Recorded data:
## START

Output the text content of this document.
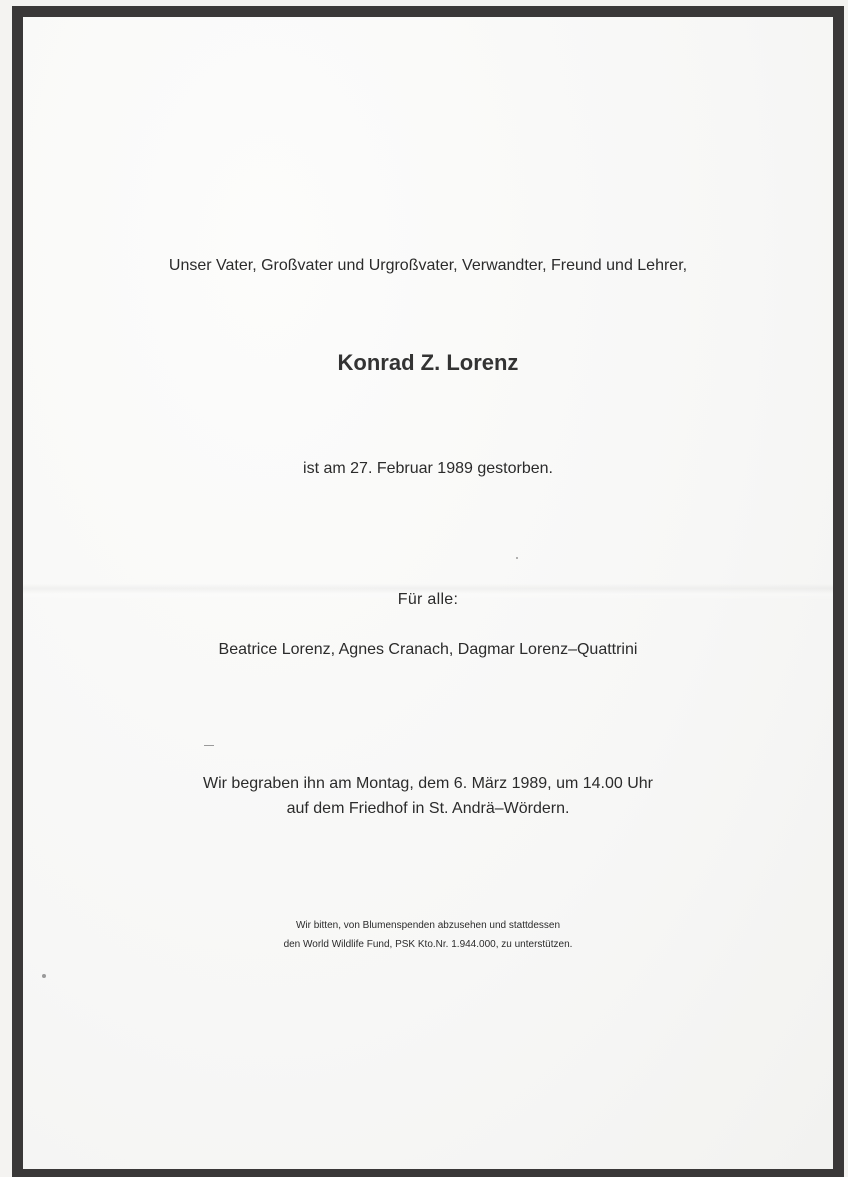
Unser Vater, Großvater und Urgroßvater, Verwandter, Freund und Lehrer,
Konrad Z. Lorenz
ist am 27. Februar 1989 gestorben.
Für alle:
Beatrice Lorenz, Agnes Cranach, Dagmar Lorenz–Quattrini
Wir begraben ihn am Montag, dem 6. März 1989, um 14.00 Uhr
auf dem Friedhof in St. Andrä–Wördern.
Wir bitten, von Blumenspenden abzusehen und stattdessen
den World Wildlife Fund, PSK Kto.Nr. 1.944.000, zu unterstützen.
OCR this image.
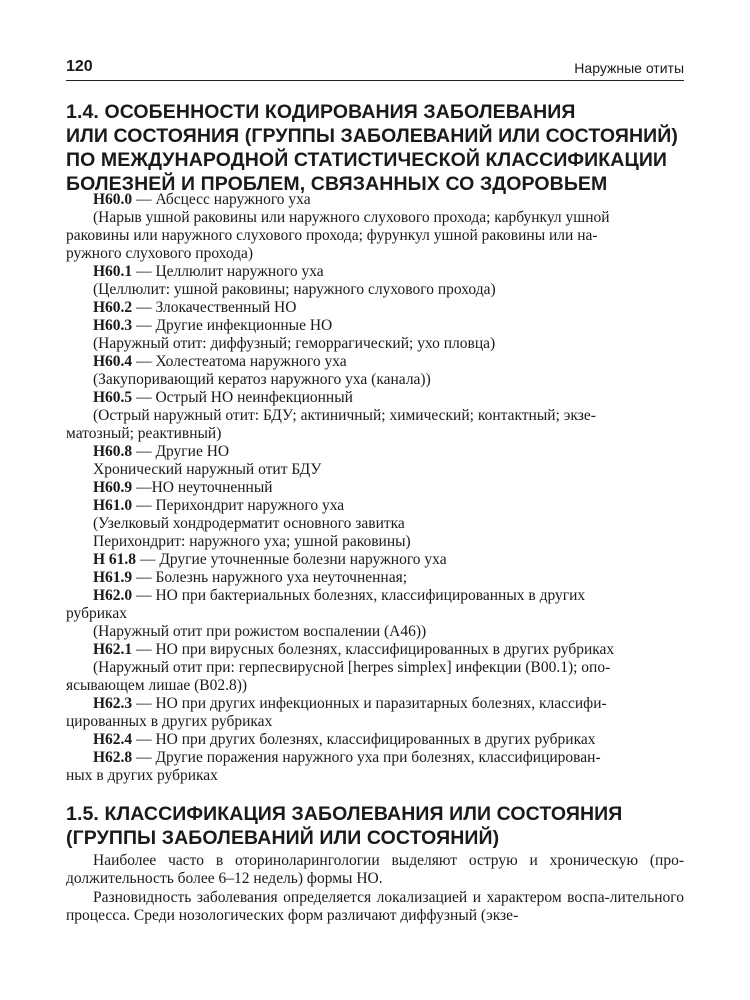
120	Наружные отиты
1.4. ОСОБЕННОСТИ КОДИРОВАНИЯ ЗАБОЛЕВАНИЯ
ИЛИ СОСТОЯНИЯ (ГРУППЫ ЗАБОЛЕВАНИЙ ИЛИ СОСТОЯНИЙ)
ПО МЕЖДУНАРОДНОЙ СТАТИСТИЧЕСКОЙ КЛАССИФИКАЦИИ
БОЛЕЗНЕЙ И ПРОБЛЕМ, СВЯЗАННЫХ СО ЗДОРОВЬЕМ

H60.0 — Абсцесс наружного уха

(Нарыв ушной раковины или наружного слухового прохода; карбункул ушной

раковины или наружного слухового прохода; фурункул ушной раковины или на-

ружного слухового прохода)

H60.1 — Целлюлит наружного уха

(Целлюлит: ушной раковины; наружного слухового прохода)

H60.2 — Злокачественный НО

H60.3 — Другие инфекционные НО

(Наружный отит: диффузный; геморрагический; ухо пловца)

H60.4 — Холестеатома наружного уха

(Закупоривающий кератоз наружного уха (канала))

H60.5 — Острый НО неинфекционный

(Острый наружный отит: БДУ; актиничный; химический; контактный; экзе-

матозный; реактивный)

H60.8 — Другие НО

Хронический наружный отит БДУ

H60.9 —НО неуточненный

H61.0 — Перихондрит наружного уха

(Узелковый хондродерматит основного завитка

Перихондрит: наружного уха; ушной раковины)

H 61.8 — Другие уточненные болезни наружного уха

H61.9 — Болезнь наружного уха неуточненная;

H62.0 — НО при бактериальных болезнях, классифицированных в других

рубриках

(Наружный отит при рожистом воспалении (A46))

H62.1 — НО при вирусных болезнях, классифицированных в других рубриках

(Наружный отит при: герпесвирусной [herpes simplex] инфекции (B00.1); опо-

ясывающем лишае (B02.8))

H62.3 — НО при других инфекционных и паразитарных болезнях, классифи-

цированных в других рубриках

H62.4 — НО при других болезнях, классифицированных в других рубриках

H62.8 — Другие поражения наружного уха при болезнях, классифицирован-

ных в других рубриках

1.5. КЛАССИФИКАЦИЯ ЗАБОЛЕВАНИЯ ИЛИ СОСТОЯНИЯ
(ГРУППЫ ЗАБОЛЕВАНИЙ ИЛИ СОСТОЯНИЙ)

Наиболее часто в оториноларингологии выделяют острую и хроническую (про-должительность более 6–12 недель) формы НО.

Разновидность заболевания определяется локализацией и характером воспа-лительного процесса. Среди нозологических форм различают диффузный (экзе-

## END

_Task directions_
Using the listing above, show every line that includes the string "СОСТОЯНИЙ".

_The completed task_
ИЛИ СОСТОЯНИЯ (ГРУППЫ ЗАБОЛЕВАНИЙ ИЛИ СОСТОЯНИЙ)
(ГРУППЫ ЗАБОЛЕВАНИЙ ИЛИ СОСТОЯНИЙ)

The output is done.